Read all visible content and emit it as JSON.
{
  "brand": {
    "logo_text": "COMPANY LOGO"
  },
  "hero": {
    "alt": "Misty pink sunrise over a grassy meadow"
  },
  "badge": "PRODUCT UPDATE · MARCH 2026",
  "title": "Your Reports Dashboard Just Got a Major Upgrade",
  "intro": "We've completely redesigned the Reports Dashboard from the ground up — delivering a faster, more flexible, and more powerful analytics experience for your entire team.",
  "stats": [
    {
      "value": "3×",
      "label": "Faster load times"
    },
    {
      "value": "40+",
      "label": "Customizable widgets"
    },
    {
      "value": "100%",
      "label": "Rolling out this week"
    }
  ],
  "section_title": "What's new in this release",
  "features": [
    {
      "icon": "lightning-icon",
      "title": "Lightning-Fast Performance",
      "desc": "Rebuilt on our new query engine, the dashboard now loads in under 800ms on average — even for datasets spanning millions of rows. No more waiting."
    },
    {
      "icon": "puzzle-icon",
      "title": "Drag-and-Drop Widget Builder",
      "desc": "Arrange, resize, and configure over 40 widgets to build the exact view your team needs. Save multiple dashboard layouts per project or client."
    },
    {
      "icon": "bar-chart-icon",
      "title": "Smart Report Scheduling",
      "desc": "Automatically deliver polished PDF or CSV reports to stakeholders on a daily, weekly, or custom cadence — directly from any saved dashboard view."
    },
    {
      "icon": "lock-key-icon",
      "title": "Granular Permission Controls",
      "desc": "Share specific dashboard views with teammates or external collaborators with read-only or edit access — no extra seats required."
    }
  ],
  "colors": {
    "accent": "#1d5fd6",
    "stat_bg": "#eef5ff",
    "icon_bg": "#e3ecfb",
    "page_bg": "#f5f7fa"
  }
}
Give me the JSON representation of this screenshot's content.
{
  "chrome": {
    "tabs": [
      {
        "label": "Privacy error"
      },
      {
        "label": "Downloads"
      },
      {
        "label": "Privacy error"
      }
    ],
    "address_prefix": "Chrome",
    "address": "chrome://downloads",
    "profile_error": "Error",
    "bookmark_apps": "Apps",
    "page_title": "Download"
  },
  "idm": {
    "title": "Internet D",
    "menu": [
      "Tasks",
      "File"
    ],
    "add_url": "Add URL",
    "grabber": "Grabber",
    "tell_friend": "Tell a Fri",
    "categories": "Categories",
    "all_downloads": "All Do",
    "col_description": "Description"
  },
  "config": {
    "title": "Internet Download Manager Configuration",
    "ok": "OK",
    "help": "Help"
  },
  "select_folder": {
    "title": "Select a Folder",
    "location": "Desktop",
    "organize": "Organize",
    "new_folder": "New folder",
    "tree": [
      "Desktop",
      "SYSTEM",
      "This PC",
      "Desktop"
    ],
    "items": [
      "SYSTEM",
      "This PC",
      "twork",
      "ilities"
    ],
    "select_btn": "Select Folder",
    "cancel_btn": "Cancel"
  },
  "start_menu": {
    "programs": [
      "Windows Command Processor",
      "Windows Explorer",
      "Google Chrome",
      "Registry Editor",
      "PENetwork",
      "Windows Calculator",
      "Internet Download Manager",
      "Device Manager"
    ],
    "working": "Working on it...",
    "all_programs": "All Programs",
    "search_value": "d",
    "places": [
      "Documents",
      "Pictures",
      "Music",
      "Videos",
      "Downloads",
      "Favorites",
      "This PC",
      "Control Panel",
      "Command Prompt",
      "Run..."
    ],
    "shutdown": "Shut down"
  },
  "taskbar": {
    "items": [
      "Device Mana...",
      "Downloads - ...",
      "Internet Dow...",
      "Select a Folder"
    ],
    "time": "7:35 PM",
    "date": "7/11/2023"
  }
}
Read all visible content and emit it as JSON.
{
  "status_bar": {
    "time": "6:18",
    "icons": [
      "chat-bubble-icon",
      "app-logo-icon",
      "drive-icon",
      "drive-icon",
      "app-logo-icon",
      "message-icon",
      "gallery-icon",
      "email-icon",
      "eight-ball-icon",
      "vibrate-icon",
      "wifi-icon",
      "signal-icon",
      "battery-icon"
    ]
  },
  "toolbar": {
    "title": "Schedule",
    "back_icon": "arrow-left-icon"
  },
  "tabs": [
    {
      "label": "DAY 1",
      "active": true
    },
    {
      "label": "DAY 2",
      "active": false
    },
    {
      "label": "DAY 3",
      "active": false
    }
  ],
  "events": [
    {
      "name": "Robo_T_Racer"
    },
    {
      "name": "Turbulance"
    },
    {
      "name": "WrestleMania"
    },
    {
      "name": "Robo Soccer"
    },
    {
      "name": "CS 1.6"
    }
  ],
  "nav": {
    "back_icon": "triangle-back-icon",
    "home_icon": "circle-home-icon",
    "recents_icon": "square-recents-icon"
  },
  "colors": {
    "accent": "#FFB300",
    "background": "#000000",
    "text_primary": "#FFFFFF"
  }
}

WHAT IS NEEDED:
From the records above, extract each line exactly as shown.

RESULT FOR THIS EXERCISE:
Read all visible content and emit it as JSON.
{
  "brand": {
    "logo_text": "COMPANY LOGO"
  },
  "hero": {
    "alt": "Misty pink sunrise over a grassy meadow"
  },
  "badge": "PRODUCT UPDATE · MARCH 2026",
  "title": "Your Reports Dashboard Just Got a Major Upgrade",
  "intro": "We've completely redesigned the Reports Dashboard from the ground up — delivering a faster, more flexible, and more powerful analytics experience for your entire team.",
  "stats": [
    {
      "value": "3×",
      "label": "Faster load times"
    },
    {
      "value": "40+",
      "label": "Customizable widgets"
    },
    {
      "value": "100%",
      "label": "Rolling out this week"
    }
  ],
  "section_title": "What's new in this release",
  "features": [
    {
      "icon": "lightning-icon",
      "title": "Lightning-Fast Performance",
      "desc": "Rebuilt on our new query engine, the dashboard now loads in under 800ms on average — even for datasets spanning millions of rows. No more waiting."
    },
    {
      "icon": "puzzle-icon",
      "title": "Drag-and-Drop Widget Builder",
      "desc": "Arrange, resize, and configure over 40 widgets to build the exact view your team needs. Save multiple dashboard layouts per project or client."
    },
    {
      "icon": "bar-chart-icon",
      "title": "Smart Report Scheduling",
      "desc": "Automatically deliver polished PDF or CSV reports to stakeholders on a daily, weekly, or custom cadence — directly from any saved dashboard view."
    },
    {
      "icon": "lock-key-icon",
      "title": "Granular Permission Controls",
      "desc": "Share specific dashboard views with teammates or external collaborators with read-only or edit access — no extra seats required."
    }
  ],
  "colors": {
    "accent": "#1d5fd6",
    "stat_bg": "#eef5ff",
    "icon_bg": "#e3ecfb",
    "page_bg": "#f5f7fa"
  }
}
Give me the JSON representation of this screenshot's content.
{
  "chrome": {
    "tabs": [
      {
        "label": "Privacy error"
      },
      {
        "label": "Downloads"
      },
      {
        "label": "Privacy error"
      }
    ],
    "address_prefix": "Chrome",
    "address": "chrome://downloads",
    "profile_error": "Error",
    "bookmark_apps": "Apps",
    "page_title": "Download"
  },
  "idm": {
    "title": "Internet D",
    "menu": [
      "Tasks",
      "File"
    ],
    "add_url": "Add URL",
    "grabber": "Grabber",
    "tell_friend": "Tell a Fri",
    "categories": "Categories",
    "all_downloads": "All Do",
    "col_description": "Description"
  },
  "config": {
    "title": "Internet Download Manager Configuration",
    "ok": "OK",
    "help": "Help"
  },
  "select_folder": {
    "title": "Select a Folder",
    "location": "Desktop",
    "organize": "Organize",
    "new_folder": "New folder",
    "tree": [
      "Desktop",
      "SYSTEM",
      "This PC",
      "Desktop"
    ],
    "items": [
      "SYSTEM",
      "This PC",
      "twork",
      "ilities"
    ],
    "select_btn": "Select Folder",
    "cancel_btn": "Cancel"
  },
  "start_menu": {
    "programs": [
      "Windows Command Processor",
      "Windows Explorer",
      "Google Chrome",
      "Registry Editor",
      "PENetwork",
      "Windows Calculator",
      "Internet Download Manager",
      "Device Manager"
    ],
    "working": "Working on it...",
    "all_programs": "All Programs",
    "search_value": "d",
    "places": [
      "Documents",
      "Pictures",
      "Music",
      "Videos",
      "Downloads",
      "Favorites",
      "This PC",
      "Control Panel",
      "Command Prompt",
      "Run..."
    ],
    "shutdown": "Shut down"
  },
  "taskbar": {
    "items": [
      "Device Mana...",
      "Downloads - ...",
      "Internet Dow...",
      "Select a Folder"
    ],
    "time": "7:35 PM",
    "date": "7/11/2023"
  }
}
Read all visible content and emit it as JSON.
{
  "status_bar": {
    "time": "6:18",
    "icons": [
      "chat-bubble-icon",
      "app-logo-icon",
      "drive-icon",
      "drive-icon",
      "app-logo-icon",
      "message-icon",
      "gallery-icon",
      "email-icon",
      "eight-ball-icon",
      "vibrate-icon",
      "wifi-icon",
      "signal-icon",
      "battery-icon"
    ]
  },
  "toolbar": {
    "title": "Schedule",
    "back_icon": "arrow-left-icon"
  },
  "tabs": [
    {
      "label": "DAY 1",
      "active": true
    },
    {
      "label": "DAY 2",
      "active": false
    },
    {
      "label": "DAY 3",
      "active": false
    }
  ],
  "events": [
    {
      "name": "Robo_T_Racer"
    },
    {
      "name": "Turbulance"
    },
    {
      "name": "WrestleMania"
    },
    {
      "name": "Robo Soccer"
    },
    {
      "name": "CS 1.6"
    }
  ],
  "nav": {
    "back_icon": "triangle-back-icon",
    "home_icon": "circle-home-icon",
    "recents_icon": "square-recents-icon"
  },
  "colors": {
    "accent": "#FFB300",
    "background": "#000000",
    "text_primary": "#FFFFFF"
  }
}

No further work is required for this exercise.